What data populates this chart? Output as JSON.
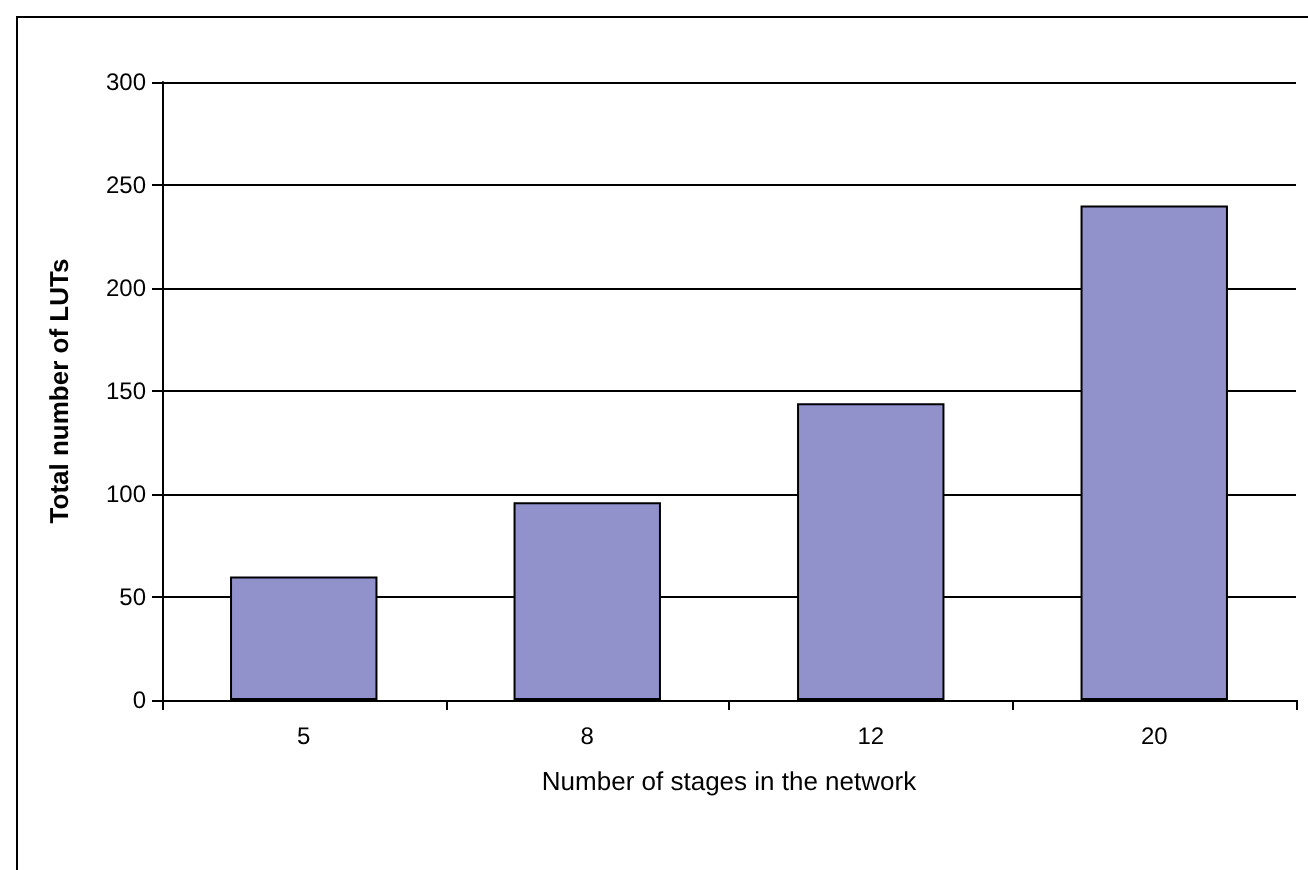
{
  "chart_data": {
    "type": "bar",
    "xlabel": "Number of stages in the network",
    "ylabel": "Total number of LUTs",
    "categories": [
      "5",
      "8",
      "12",
      "20"
    ],
    "values": [
      60,
      96,
      144,
      240
    ],
    "color": "#9191cc",
    "ylim": [
      0,
      300
    ],
    "yticks": [
      0,
      50,
      100,
      150,
      200,
      250,
      300
    ],
    "grid": "y"
  }
}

= = =

> Set exercise
Retype everything in the material word for word, minus pictures.

> Output of the exercise
What data populates this chart? Output as JSON.
{
  "chart_data": {
    "type": "bar",
    "xlabel": "Number of stages in the network",
    "ylabel": "Total number of LUTs",
    "categories": [
      "5",
      "8",
      "12",
      "20"
    ],
    "values": [
      60,
      96,
      144,
      240
    ],
    "color": "#9191cc",
    "ylim": [
      0,
      300
    ],
    "yticks": [
      0,
      50,
      100,
      150,
      200,
      250,
      300
    ],
    "grid": "y"
  }
}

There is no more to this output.